| TASK PROMPT |
Return the lines where the word "observing" occurs.

Rows from a figure dataset:
----

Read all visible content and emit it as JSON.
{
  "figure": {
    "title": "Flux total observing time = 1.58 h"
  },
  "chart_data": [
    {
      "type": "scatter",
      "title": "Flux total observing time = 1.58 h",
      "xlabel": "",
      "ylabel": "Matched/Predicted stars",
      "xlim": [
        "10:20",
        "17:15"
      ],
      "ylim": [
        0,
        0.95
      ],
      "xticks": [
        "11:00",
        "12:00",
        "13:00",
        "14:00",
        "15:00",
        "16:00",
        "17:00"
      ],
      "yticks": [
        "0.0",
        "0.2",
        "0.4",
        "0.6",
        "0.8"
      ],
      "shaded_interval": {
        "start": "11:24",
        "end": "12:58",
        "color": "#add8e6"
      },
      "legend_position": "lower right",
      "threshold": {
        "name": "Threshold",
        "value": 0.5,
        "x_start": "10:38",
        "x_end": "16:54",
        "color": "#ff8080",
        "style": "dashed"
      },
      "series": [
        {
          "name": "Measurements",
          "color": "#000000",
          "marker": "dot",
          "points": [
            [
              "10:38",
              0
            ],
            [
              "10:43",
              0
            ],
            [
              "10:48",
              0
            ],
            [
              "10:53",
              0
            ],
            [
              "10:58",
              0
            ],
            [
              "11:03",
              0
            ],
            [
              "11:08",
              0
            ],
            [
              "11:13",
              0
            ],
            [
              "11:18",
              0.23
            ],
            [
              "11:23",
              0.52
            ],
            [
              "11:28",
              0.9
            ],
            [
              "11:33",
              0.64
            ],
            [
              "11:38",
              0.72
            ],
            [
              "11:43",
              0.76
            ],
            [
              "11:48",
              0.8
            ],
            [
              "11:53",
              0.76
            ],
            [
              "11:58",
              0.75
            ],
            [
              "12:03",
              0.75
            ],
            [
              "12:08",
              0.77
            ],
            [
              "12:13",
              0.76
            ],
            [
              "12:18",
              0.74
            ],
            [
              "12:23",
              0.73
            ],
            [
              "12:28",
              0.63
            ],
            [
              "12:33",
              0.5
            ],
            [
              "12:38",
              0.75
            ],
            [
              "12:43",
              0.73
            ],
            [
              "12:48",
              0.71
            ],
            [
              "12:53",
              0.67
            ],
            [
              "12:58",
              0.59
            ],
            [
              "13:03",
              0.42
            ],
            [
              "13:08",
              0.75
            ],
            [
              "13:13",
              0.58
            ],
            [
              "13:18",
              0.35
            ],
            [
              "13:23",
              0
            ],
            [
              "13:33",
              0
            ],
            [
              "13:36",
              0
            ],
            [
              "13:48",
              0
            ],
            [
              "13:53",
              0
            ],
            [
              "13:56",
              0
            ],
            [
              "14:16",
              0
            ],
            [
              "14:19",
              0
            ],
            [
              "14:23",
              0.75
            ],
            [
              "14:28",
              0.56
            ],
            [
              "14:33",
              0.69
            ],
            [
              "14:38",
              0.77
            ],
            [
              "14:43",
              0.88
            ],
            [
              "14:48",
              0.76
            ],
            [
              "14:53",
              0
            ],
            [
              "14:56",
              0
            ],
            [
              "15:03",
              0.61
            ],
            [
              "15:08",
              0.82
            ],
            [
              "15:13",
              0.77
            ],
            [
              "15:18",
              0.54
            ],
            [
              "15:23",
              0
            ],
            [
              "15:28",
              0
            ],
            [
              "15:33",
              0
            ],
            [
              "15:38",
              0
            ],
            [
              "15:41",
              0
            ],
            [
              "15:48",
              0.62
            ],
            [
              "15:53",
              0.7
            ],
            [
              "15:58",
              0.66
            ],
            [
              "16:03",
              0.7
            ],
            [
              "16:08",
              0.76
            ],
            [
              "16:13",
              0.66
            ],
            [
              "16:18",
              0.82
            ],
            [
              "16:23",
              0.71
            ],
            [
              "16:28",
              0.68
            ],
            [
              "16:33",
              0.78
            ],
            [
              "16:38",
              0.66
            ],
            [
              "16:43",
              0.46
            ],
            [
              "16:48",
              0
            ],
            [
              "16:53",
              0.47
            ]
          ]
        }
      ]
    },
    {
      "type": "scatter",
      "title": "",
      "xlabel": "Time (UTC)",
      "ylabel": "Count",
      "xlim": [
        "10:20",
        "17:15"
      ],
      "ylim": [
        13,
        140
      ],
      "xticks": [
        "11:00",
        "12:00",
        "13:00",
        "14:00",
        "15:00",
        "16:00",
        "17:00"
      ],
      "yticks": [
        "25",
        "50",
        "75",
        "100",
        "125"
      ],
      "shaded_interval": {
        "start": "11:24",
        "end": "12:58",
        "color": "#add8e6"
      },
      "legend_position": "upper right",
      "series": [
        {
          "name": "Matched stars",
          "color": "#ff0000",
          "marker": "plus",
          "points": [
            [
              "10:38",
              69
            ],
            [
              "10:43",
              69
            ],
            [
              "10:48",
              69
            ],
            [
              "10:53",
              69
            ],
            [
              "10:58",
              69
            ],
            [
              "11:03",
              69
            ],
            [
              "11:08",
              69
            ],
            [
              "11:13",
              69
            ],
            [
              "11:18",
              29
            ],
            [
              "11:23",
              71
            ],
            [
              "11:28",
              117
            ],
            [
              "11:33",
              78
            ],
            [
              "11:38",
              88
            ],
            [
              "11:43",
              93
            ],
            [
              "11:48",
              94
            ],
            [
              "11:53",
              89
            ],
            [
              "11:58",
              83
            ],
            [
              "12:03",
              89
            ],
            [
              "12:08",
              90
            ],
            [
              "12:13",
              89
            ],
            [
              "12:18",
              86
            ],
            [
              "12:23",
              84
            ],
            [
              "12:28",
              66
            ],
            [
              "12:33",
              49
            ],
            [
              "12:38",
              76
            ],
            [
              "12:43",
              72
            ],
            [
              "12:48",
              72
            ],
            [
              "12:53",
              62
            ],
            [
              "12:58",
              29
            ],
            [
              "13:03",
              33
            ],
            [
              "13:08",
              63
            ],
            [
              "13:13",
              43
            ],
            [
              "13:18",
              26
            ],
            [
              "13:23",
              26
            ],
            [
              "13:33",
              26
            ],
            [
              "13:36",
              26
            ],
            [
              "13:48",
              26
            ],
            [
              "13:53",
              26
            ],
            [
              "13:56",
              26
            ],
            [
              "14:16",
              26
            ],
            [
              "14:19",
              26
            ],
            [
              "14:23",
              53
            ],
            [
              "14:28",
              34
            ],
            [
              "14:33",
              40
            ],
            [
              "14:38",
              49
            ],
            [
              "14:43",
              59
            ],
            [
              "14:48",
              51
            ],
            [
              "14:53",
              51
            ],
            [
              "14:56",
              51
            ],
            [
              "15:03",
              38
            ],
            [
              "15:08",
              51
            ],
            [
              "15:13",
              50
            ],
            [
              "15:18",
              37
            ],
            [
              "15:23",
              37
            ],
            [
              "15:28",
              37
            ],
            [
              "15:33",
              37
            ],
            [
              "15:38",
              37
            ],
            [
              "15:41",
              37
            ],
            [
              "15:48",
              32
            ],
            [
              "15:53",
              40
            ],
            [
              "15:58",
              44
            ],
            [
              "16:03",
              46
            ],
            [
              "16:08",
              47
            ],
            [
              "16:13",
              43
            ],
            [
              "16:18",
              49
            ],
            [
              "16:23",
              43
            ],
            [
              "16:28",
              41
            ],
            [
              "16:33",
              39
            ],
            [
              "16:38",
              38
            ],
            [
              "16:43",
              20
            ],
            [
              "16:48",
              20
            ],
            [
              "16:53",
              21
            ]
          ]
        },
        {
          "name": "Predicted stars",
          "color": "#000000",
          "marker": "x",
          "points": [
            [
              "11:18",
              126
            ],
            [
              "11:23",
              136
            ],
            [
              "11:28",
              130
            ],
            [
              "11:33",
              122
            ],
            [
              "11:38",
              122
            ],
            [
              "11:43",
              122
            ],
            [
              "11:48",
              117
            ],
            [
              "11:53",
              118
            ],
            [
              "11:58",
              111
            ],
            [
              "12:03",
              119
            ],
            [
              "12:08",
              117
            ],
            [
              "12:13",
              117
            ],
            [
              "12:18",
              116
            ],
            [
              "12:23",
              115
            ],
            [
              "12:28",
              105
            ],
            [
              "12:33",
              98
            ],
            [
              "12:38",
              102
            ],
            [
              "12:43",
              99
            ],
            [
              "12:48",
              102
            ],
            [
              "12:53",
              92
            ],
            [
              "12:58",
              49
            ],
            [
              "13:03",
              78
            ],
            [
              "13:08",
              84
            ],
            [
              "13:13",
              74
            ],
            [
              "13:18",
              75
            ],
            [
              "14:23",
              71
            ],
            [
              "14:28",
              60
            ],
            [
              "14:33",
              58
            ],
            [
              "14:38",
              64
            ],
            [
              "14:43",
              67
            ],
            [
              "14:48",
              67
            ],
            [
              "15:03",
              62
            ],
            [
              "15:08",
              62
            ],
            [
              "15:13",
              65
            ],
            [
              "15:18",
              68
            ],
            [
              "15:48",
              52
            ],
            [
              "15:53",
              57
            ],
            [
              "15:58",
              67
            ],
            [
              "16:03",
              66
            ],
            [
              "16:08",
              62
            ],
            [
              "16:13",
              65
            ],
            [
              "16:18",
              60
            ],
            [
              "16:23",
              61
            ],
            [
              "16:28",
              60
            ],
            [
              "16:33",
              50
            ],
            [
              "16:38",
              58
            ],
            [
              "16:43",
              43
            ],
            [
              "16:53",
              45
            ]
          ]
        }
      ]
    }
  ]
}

----

| WRITTEN SOLUTION |
    "title": "Flux total observing time = 1.58 h"
      "title": "Flux total observing time = 1.58 h",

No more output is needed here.